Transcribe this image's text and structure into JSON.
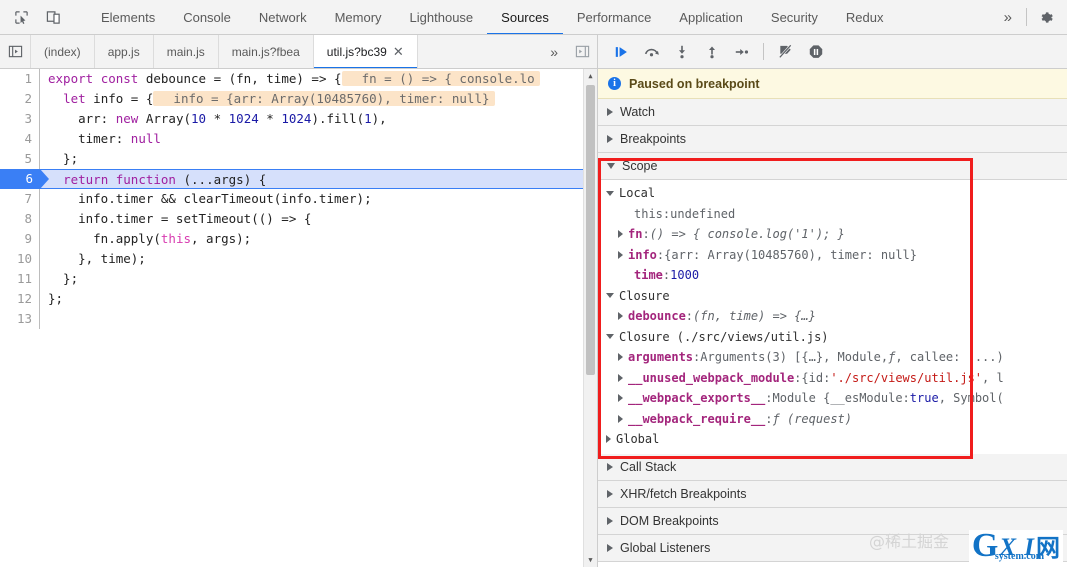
{
  "toolbar": {
    "inspect_icon": "inspect-element-icon",
    "device_icon": "device-toolbar-icon",
    "tabs": [
      {
        "label": "Elements",
        "active": false
      },
      {
        "label": "Console",
        "active": false
      },
      {
        "label": "Network",
        "active": false
      },
      {
        "label": "Memory",
        "active": false
      },
      {
        "label": "Lighthouse",
        "active": false
      },
      {
        "label": "Sources",
        "active": true
      },
      {
        "label": "Performance",
        "active": false
      },
      {
        "label": "Application",
        "active": false
      },
      {
        "label": "Security",
        "active": false
      },
      {
        "label": "Redux",
        "active": false
      }
    ],
    "more_label": "»",
    "settings_icon": "gear-icon",
    "accent_color": "#1a73e8"
  },
  "filebar": {
    "navigator_icon": "show-navigator-icon",
    "debugger_icon": "show-debugger-icon",
    "tabs": [
      {
        "label": "(index)",
        "active": false,
        "closable": false
      },
      {
        "label": "app.js",
        "active": false,
        "closable": false
      },
      {
        "label": "main.js",
        "active": false,
        "closable": false
      },
      {
        "label": "main.js?fbea",
        "active": false,
        "closable": false
      },
      {
        "label": "util.js?bc39",
        "active": true,
        "closable": true
      }
    ],
    "close_glyph": "✕",
    "more_label": "»"
  },
  "editor": {
    "execution_line": 6,
    "lines": [
      {
        "n": 1,
        "tokens": [
          {
            "t": "export",
            "c": "tk-kw"
          },
          {
            "t": " ",
            "c": "tk-pl"
          },
          {
            "t": "const",
            "c": "tk-kw"
          },
          {
            "t": " debounce = (fn, time) => {",
            "c": "tk-pl"
          }
        ],
        "hint": "fn = () => { console.lo"
      },
      {
        "n": 2,
        "tokens": [
          {
            "t": "  ",
            "c": "tk-pl"
          },
          {
            "t": "let",
            "c": "tk-kw"
          },
          {
            "t": " info = {",
            "c": "tk-pl"
          }
        ],
        "hint": "info = {arr: Array(10485760), timer: null}"
      },
      {
        "n": 3,
        "tokens": [
          {
            "t": "    arr: ",
            "c": "tk-pl"
          },
          {
            "t": "new",
            "c": "tk-kw"
          },
          {
            "t": " Array(",
            "c": "tk-pl"
          },
          {
            "t": "10",
            "c": "tk-num"
          },
          {
            "t": " * ",
            "c": "tk-pl"
          },
          {
            "t": "1024",
            "c": "tk-num"
          },
          {
            "t": " * ",
            "c": "tk-pl"
          },
          {
            "t": "1024",
            "c": "tk-num"
          },
          {
            "t": ").fill(",
            "c": "tk-pl"
          },
          {
            "t": "1",
            "c": "tk-num"
          },
          {
            "t": "),",
            "c": "tk-pl"
          }
        ],
        "hint": ""
      },
      {
        "n": 4,
        "tokens": [
          {
            "t": "    timer: ",
            "c": "tk-pl"
          },
          {
            "t": "null",
            "c": "tk-kw"
          }
        ],
        "hint": ""
      },
      {
        "n": 5,
        "tokens": [
          {
            "t": "  };",
            "c": "tk-pl"
          }
        ],
        "hint": ""
      },
      {
        "n": 6,
        "tokens": [
          {
            "t": "  ",
            "c": "tk-pl"
          },
          {
            "t": "return",
            "c": "tk-kw"
          },
          {
            "t": " ",
            "c": "tk-pl"
          },
          {
            "t": "function",
            "c": "tk-kw"
          },
          {
            "t": " (...args) {",
            "c": "tk-pl"
          }
        ],
        "hint": ""
      },
      {
        "n": 7,
        "tokens": [
          {
            "t": "    info.timer && clearTimeout(info.timer);",
            "c": "tk-pl"
          }
        ],
        "hint": ""
      },
      {
        "n": 8,
        "tokens": [
          {
            "t": "    info.timer = setTimeout(() => {",
            "c": "tk-pl"
          }
        ],
        "hint": ""
      },
      {
        "n": 9,
        "tokens": [
          {
            "t": "      fn.apply(",
            "c": "tk-pl"
          },
          {
            "t": "this",
            "c": "tk-this"
          },
          {
            "t": ", args);",
            "c": "tk-pl"
          }
        ],
        "hint": ""
      },
      {
        "n": 10,
        "tokens": [
          {
            "t": "    }, time);",
            "c": "tk-pl"
          }
        ],
        "hint": ""
      },
      {
        "n": 11,
        "tokens": [
          {
            "t": "  };",
            "c": "tk-pl"
          }
        ],
        "hint": ""
      },
      {
        "n": 12,
        "tokens": [
          {
            "t": "};",
            "c": "tk-pl"
          }
        ],
        "hint": ""
      },
      {
        "n": 13,
        "tokens": [],
        "hint": ""
      }
    ]
  },
  "debugger": {
    "buttons": [
      {
        "name": "resume-script-execution",
        "icon": "resume-icon"
      },
      {
        "name": "step-over-next-function-call",
        "icon": "step-over-icon"
      },
      {
        "name": "step-into-next-function-call",
        "icon": "step-into-icon"
      },
      {
        "name": "step-out-of-current-function",
        "icon": "step-out-icon"
      },
      {
        "name": "step",
        "icon": "step-icon"
      },
      {
        "name": "deactivate-breakpoints",
        "icon": "deactivate-breakpoints-icon"
      },
      {
        "name": "pause-on-exceptions",
        "icon": "pause-on-exceptions-icon"
      }
    ],
    "banner": {
      "icon": "info-icon",
      "text": "Paused on breakpoint",
      "bg": "#fdf9e2"
    },
    "sections": [
      {
        "label": "Watch",
        "expanded": false
      },
      {
        "label": "Breakpoints",
        "expanded": false
      },
      {
        "label": "Scope",
        "expanded": true
      },
      {
        "label": "Call Stack",
        "expanded": false
      },
      {
        "label": "XHR/fetch Breakpoints",
        "expanded": false
      },
      {
        "label": "DOM Breakpoints",
        "expanded": false
      },
      {
        "label": "Global Listeners",
        "expanded": false
      }
    ],
    "scope": [
      {
        "kind": "group",
        "indent": 0,
        "expanded": true,
        "label": "Local"
      },
      {
        "kind": "prop",
        "indent": 1,
        "arrow": false,
        "name": "this",
        "name_plain": true,
        "parts": [
          {
            "t": "undefined",
            "c": "pval"
          }
        ]
      },
      {
        "kind": "prop",
        "indent": 1,
        "arrow": true,
        "name": "fn",
        "parts": [
          {
            "t": "() => { console.log('1'); }",
            "c": "pval-fn"
          }
        ]
      },
      {
        "kind": "prop",
        "indent": 1,
        "arrow": true,
        "name": "info",
        "parts": [
          {
            "t": "{arr: Array(10485760), timer: null}",
            "c": "pval"
          }
        ]
      },
      {
        "kind": "prop",
        "indent": 1,
        "arrow": false,
        "name": "time",
        "parts": [
          {
            "t": "1000",
            "c": "pval-num"
          }
        ]
      },
      {
        "kind": "group",
        "indent": 0,
        "expanded": true,
        "label": "Closure"
      },
      {
        "kind": "prop",
        "indent": 1,
        "arrow": true,
        "name": "debounce",
        "parts": [
          {
            "t": "(fn, time) => {…}",
            "c": "pval-fn"
          }
        ]
      },
      {
        "kind": "group",
        "indent": 0,
        "expanded": true,
        "label": "Closure (./src/views/util.js)"
      },
      {
        "kind": "prop",
        "indent": 1,
        "arrow": true,
        "name": "arguments",
        "parts": [
          {
            "t": "Arguments(3) [{…}, Module, ",
            "c": "pval"
          },
          {
            "t": "ƒ",
            "c": "pval-fn"
          },
          {
            "t": ", callee: (...)",
            "c": "pval"
          }
        ]
      },
      {
        "kind": "prop",
        "indent": 1,
        "arrow": true,
        "name": "__unused_webpack_module",
        "parts": [
          {
            "t": "{id: ",
            "c": "pval"
          },
          {
            "t": "'./src/views/util.js'",
            "c": "pval-str"
          },
          {
            "t": ", l",
            "c": "pval"
          }
        ]
      },
      {
        "kind": "prop",
        "indent": 1,
        "arrow": true,
        "name": "__webpack_exports__",
        "parts": [
          {
            "t": "Module {__esModule: ",
            "c": "pval"
          },
          {
            "t": "true",
            "c": "pval-kw"
          },
          {
            "t": ", Symbol(",
            "c": "pval"
          }
        ]
      },
      {
        "kind": "prop",
        "indent": 1,
        "arrow": true,
        "name": "__webpack_require__",
        "parts": [
          {
            "t": "ƒ (request)",
            "c": "pval-fn"
          }
        ]
      },
      {
        "kind": "group",
        "indent": 0,
        "expanded": false,
        "label": "Global"
      }
    ]
  },
  "annotation": {
    "highlight_color": "#f01d1d",
    "label": "scope-highlight-box"
  },
  "watermarks": {
    "chinese": "@稀土掘金",
    "logo_g": "G",
    "logo_xi": "X I",
    "logo_net": "网",
    "logo_sub": "system.com"
  }
}
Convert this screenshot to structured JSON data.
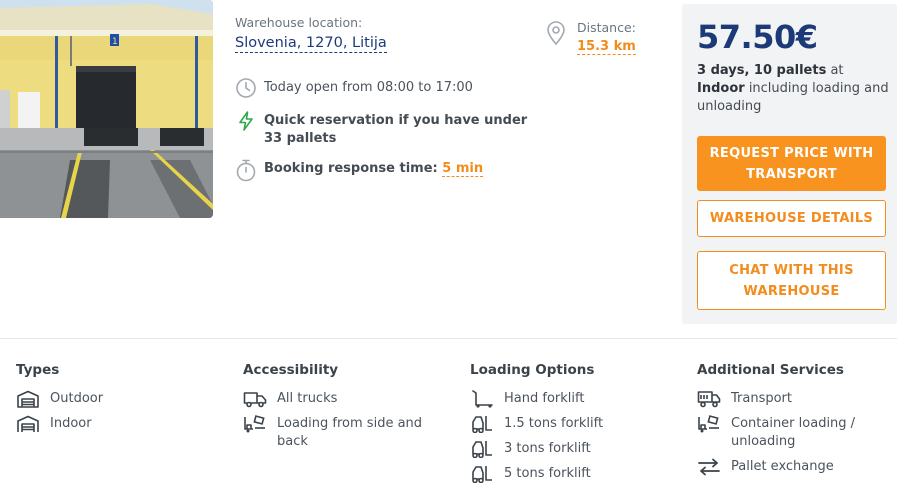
{
  "location": {
    "label": "Warehouse location:",
    "value": "Slovenia, 1270, Litija"
  },
  "distance": {
    "label": "Distance:",
    "value": "15.3 km"
  },
  "details": {
    "open_hours": "Today open from 08:00 to 17:00",
    "quick_reservation": "Quick reservation if you have under 33 pallets",
    "response_label": "Booking response time:",
    "response_value": "5 min"
  },
  "price_card": {
    "price": "57.50€",
    "summary_bold": "3 days, 10 pallets",
    "summary_at": "at",
    "summary_type": "Indoor",
    "summary_rest": "including loading and unloading",
    "request_button": "REQUEST PRICE WITH TRANSPORT",
    "details_button": "WAREHOUSE DETAILS",
    "chat_button": "CHAT WITH THIS WAREHOUSE"
  },
  "features": {
    "types": {
      "title": "Types",
      "items": [
        {
          "label": "Outdoor",
          "icon": "outdoor-warehouse-icon"
        },
        {
          "label": "Indoor",
          "icon": "indoor-warehouse-icon"
        }
      ]
    },
    "accessibility": {
      "title": "Accessibility",
      "items": [
        {
          "label": "All trucks",
          "icon": "truck-icon"
        },
        {
          "label": "Loading from side and back",
          "icon": "loading-icon"
        }
      ]
    },
    "loading_options": {
      "title": "Loading Options",
      "items": [
        {
          "label": "Hand forklift",
          "icon": "hand-forklift-icon"
        },
        {
          "label": "1.5 tons forklift",
          "icon": "forklift-icon"
        },
        {
          "label": "3 tons forklift",
          "icon": "forklift-icon"
        },
        {
          "label": "5 tons forklift",
          "icon": "forklift-icon"
        }
      ]
    },
    "additional_services": {
      "title": "Additional Services",
      "items": [
        {
          "label": "Transport",
          "icon": "transport-icon"
        },
        {
          "label": "Container loading / unloading",
          "icon": "container-loading-icon"
        },
        {
          "label": "Pallet exchange",
          "icon": "exchange-icon"
        }
      ]
    }
  },
  "colors": {
    "brand_blue": "#1d3a78",
    "accent_orange": "#f7931e",
    "quick_green": "#2fa84f",
    "card_bg": "#f2f3f5"
  }
}
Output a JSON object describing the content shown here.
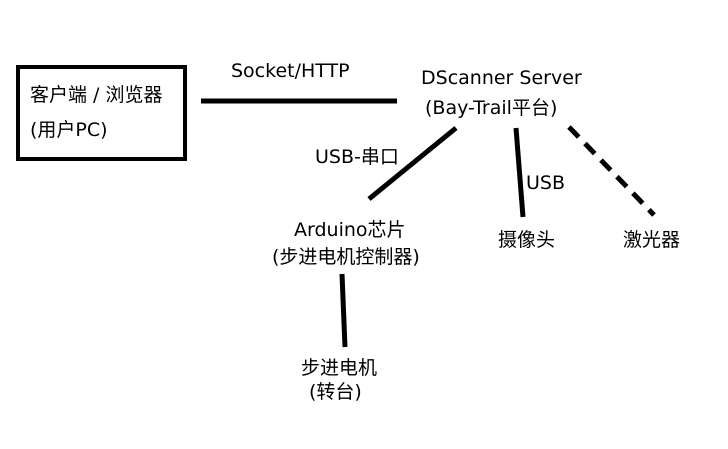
{
  "diagram": {
    "client": {
      "line1": "客户端 / 浏览器",
      "line2": "(用户PC)"
    },
    "server": {
      "line1": "DScanner Server",
      "line2": "(Bay-Trail平台)"
    },
    "arduino": {
      "line1": "Arduino芯片",
      "line2": "(步进电机控制器)"
    },
    "camera": "摄像头",
    "laser": "激光器",
    "motor": {
      "line1": "步进电机",
      "line2": "(转台)"
    },
    "links": {
      "client_server": "Socket/HTTP",
      "server_arduino": "USB-串口",
      "server_camera": "USB"
    }
  }
}
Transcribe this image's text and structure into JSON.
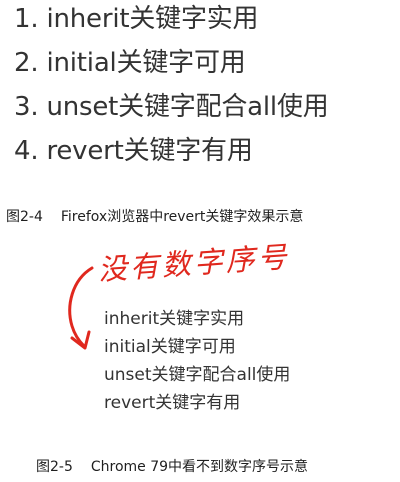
{
  "figure_2_4": {
    "list": [
      "1. inherit关键字实用",
      "2. initial关键字可用",
      "3. unset关键字配合all使用",
      "4. revert关键字有用"
    ],
    "caption_num": "图2-4",
    "caption_text": "Firefox浏览器中revert关键字效果示意"
  },
  "figure_2_5": {
    "annotation": "没有数字序号",
    "list": [
      "inherit关键字实用",
      "initial关键字可用",
      "unset关键字配合all使用",
      "revert关键字有用"
    ],
    "caption_num": "图2-5",
    "caption_text": "Chrome 79中看不到数字序号示意"
  },
  "colors": {
    "annotation": "#e0281e",
    "text": "#333333"
  }
}
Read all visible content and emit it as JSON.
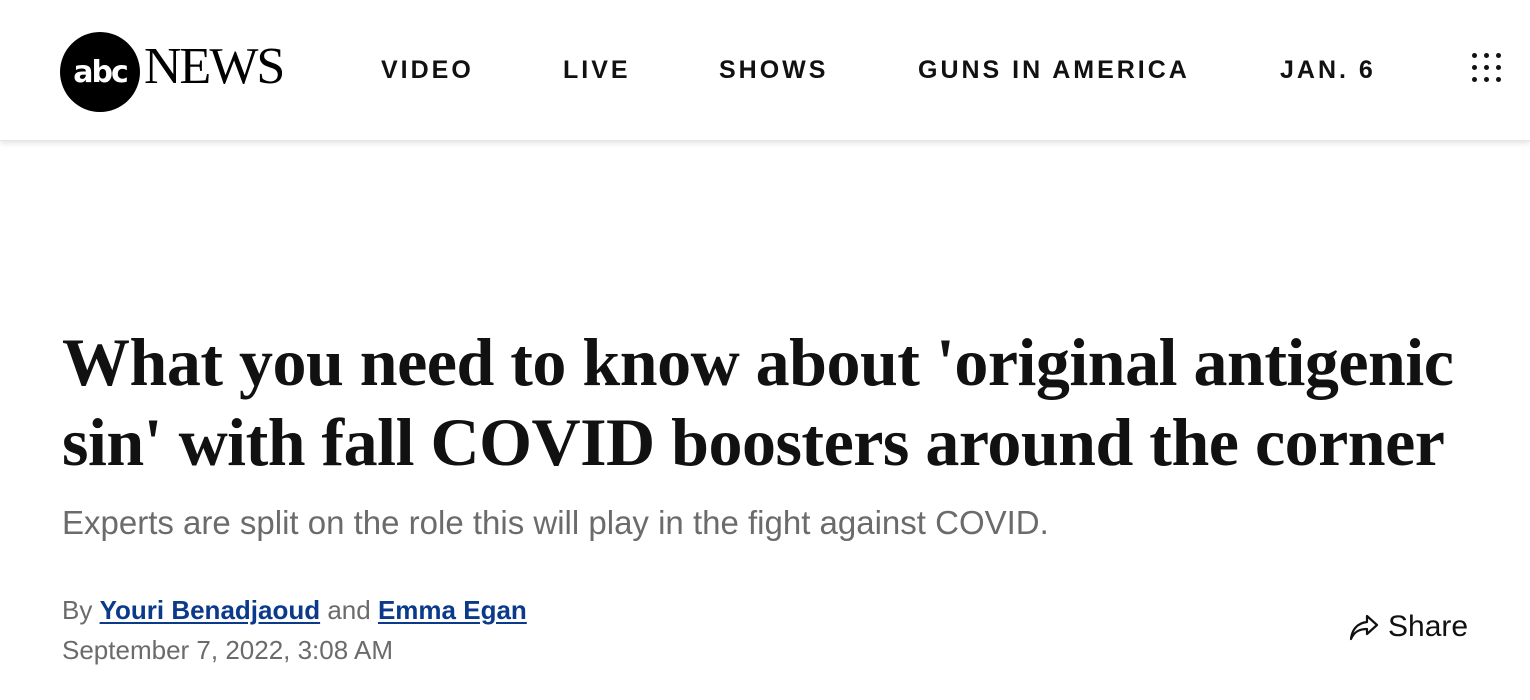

▸ WHAT YOU SHOULD DO
Among the records above, find each line holding the string "unloading" and pull it out.

▸ FULL SOLUTION
    "summary_rest": "including loading and unloading",
          "label": "Container loading / unloading",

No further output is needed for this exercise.